- **STATED GOAL A**: In the essay on nihilism and the domination of nature below, rewrite the paragraph beginning "Horkheimer saw that workers" in a shorter form that keeps its main facts.

- **DOCUMENT PASSAGE**:
════════════════════
The decline of philosophical thinking makes possible the emergence of totalitarian systems. Even in cases where philosophy survives, it was solely tied to propelling the myth of the totalitarian regime. It was supplementary. Society becomes incapable of an intellectual means of resistance against an ever-growing dogma of Scientism.


The Age of Nihilism

nihilist merwart
La Nihiliste by Paul Merwart, 1882, via Wikimedia Commons


With no philosophical backbone to understand their own development, societies grow nihilistic and stand ethically directionless. Everything outside of the subject is seen as a means to achieve something, as a tool to be used, and repurposed.


Nature goes through this process as well. Its fundamental connection with us is reified. It is now only seen as a collection of stuff, wood to be chopped off, animals to be hunted, water to produce electricity, and coal to be dragged out from the depth of the earth. The subject then finally starts treating himself as an object; it stands at a distance from his/her own self.


“The total transformation of each and every realm of being into a field of means leads to the liquidation of the subject who is supposed to use them. This gives modern industrialist society its nihilistic aspect. Subjectivization, which exalts the subject, also dooms him.”


The domination of nature is, at the same time, the domination of man. Man must fight nature everywhere it is found, and soon enough, he finds out there’s quite a lot of nature in him, nature that needs to be subjugated and controlled. This process of internalized domination leads to dehumanization. All that is human is decentered to make place for all that is useful. Through this process, nature isn’t really transcended but merely repressed, swept under the rug of a purely functional mode of being in the world.


The Cost of Repression

stack of chopped wood photo
Stack of chopped wood for winter by Ainars Cekuls, 2022, via Unsplash


This repression of nature has expressed itself in its most brutal form in totalitarian regimes. Before, the idealist subject tried to adjust reality to its absolute ideal; now, it is reality which adjusts the subject, reducing him to a technical operation that needs to adapt to ever-growing industries.


Horkheimer saw that workers in his time had become more flexible than ever. Salesmen today, artists tomorrow, managers the next month, and train operators the following year. What is left of the ego that characterizes this form of being? Nothing but a shapeless potentiality, free of identity, ready to be transformed into whatever is demanded of it.


Economic and social forces create a pseudo-natural environment to which the ego adapts blindly. The only reason for existence becomes domination. Intelligence is equated with one’s ability to adapt to changing conditions, to comply with new rules or ways of functioning. If this is intelligence, it is only the intelligence of the slave who accepts his subjugated place in the world a priori. Forms of government are just patterns one should adapt to, just like you adapt when you see a strong curve sign coming ahead in the road or when a machine in the workshop is replaced with a more efficient one.
════════════════════
- **STATED GOAL B**: Render as a Markdown table with the columns Row and Listing line everything in the listing below from the line containing "List all visible" down to the line containing "paragraph-3 <box>50 941 900 1117</box>".

- **RAW DATA**:
════════════════════
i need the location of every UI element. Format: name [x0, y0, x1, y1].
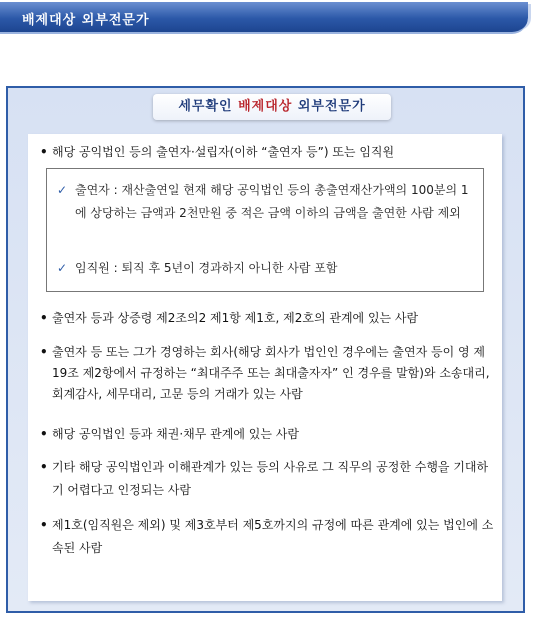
════════════════════
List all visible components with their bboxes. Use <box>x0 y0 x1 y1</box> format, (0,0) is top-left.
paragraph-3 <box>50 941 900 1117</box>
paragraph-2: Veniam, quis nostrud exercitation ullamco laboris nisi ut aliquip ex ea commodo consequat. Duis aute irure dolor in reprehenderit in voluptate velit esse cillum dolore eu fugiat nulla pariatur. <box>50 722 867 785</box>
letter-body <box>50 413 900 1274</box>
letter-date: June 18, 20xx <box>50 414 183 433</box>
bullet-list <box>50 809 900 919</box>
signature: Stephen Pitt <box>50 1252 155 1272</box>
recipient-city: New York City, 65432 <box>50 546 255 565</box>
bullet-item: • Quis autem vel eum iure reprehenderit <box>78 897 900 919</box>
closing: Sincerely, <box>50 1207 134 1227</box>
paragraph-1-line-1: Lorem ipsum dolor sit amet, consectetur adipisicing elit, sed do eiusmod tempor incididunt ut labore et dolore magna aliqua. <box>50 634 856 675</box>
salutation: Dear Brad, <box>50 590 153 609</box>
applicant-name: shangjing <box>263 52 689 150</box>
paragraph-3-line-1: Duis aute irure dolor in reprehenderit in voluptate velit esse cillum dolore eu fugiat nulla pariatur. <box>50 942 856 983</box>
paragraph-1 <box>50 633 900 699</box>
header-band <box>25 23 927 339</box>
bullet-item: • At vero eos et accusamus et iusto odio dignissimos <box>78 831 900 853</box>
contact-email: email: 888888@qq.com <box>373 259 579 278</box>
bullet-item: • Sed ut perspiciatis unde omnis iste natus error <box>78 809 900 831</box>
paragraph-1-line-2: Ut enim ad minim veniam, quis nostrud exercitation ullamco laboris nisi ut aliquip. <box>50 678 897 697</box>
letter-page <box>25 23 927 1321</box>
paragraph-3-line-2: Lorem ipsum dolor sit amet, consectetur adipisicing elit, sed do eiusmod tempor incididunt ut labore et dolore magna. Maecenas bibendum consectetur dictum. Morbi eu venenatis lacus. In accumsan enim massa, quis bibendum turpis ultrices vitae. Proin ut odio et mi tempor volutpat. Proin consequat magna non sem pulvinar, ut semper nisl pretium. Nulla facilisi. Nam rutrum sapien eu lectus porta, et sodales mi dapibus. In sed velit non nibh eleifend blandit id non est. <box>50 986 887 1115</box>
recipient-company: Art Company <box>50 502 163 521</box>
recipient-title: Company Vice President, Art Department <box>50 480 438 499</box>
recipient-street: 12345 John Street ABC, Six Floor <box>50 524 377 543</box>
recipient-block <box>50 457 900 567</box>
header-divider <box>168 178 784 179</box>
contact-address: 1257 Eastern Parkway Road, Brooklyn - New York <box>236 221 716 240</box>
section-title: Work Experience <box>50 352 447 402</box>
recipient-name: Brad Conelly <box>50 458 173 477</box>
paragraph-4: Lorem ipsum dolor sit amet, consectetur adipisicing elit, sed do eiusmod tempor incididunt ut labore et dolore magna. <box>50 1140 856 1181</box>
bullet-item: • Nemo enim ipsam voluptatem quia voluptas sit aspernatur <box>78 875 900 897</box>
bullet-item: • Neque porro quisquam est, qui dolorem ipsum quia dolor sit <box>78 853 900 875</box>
════════════════════
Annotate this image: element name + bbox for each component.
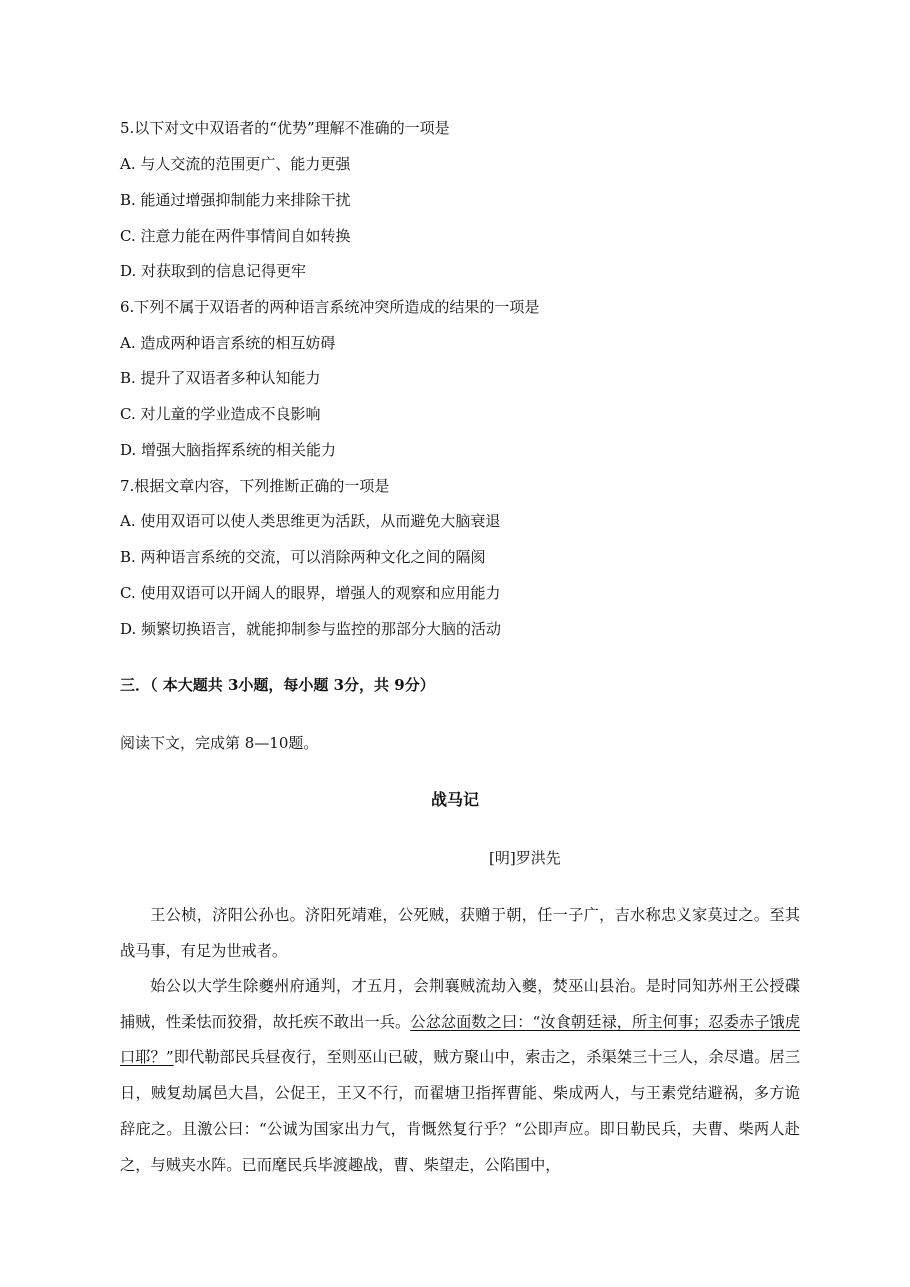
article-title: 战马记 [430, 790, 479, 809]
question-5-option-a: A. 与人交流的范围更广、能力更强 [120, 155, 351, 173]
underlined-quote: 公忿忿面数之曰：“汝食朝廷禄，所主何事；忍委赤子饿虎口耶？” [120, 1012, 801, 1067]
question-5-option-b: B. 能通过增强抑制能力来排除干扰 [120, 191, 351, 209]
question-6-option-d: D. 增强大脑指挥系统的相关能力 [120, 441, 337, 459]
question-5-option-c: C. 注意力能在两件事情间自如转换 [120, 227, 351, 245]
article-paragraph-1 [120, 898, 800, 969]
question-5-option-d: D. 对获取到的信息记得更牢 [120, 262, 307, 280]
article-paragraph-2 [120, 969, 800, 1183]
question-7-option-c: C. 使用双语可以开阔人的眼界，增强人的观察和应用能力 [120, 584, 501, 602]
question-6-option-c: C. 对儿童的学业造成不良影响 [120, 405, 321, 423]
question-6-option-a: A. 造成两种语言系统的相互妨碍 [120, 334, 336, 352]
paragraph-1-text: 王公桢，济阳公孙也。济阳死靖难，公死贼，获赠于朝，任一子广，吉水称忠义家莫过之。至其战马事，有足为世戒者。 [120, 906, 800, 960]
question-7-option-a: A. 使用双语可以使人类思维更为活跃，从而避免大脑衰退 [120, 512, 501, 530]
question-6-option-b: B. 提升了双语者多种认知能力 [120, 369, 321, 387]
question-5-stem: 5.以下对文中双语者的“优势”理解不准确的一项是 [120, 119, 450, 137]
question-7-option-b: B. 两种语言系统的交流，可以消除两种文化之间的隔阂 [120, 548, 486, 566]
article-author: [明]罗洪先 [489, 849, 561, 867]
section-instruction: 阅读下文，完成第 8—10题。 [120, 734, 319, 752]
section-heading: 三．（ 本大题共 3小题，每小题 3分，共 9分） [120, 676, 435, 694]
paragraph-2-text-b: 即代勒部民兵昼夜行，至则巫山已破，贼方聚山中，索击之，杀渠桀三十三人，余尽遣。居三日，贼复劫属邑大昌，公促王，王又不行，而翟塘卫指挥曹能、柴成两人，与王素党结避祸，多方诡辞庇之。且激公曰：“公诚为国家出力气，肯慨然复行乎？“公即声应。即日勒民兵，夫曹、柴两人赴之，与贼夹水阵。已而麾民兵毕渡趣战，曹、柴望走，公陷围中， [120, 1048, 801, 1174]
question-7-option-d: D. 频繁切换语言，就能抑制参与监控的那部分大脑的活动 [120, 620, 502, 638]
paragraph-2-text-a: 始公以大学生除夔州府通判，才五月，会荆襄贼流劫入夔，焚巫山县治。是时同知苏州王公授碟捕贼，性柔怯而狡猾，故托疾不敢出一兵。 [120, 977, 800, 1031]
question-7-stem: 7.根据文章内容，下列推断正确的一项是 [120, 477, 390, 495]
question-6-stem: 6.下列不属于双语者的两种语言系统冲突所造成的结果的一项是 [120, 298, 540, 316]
════════════════════
- **FINAL RESULT A**: Horkheimer observed that workers of his time had become more flexible than ever, moving from job to job: salesman, artist, manager, train operator. What remains of the ego in this kind of life is only a shapeless potentiality with no identity, ready to become whatever is demanded of it.

- **FINAL RESULT B**:
| Row | Listing line |
|---|---|
| 1 | List all visible components with their bboxes. Use <box>x0 y0 x1 y1</box> format, (0,0) is top-left. |
| 2 | paragraph-3 <box>50 941 900 1117</box> |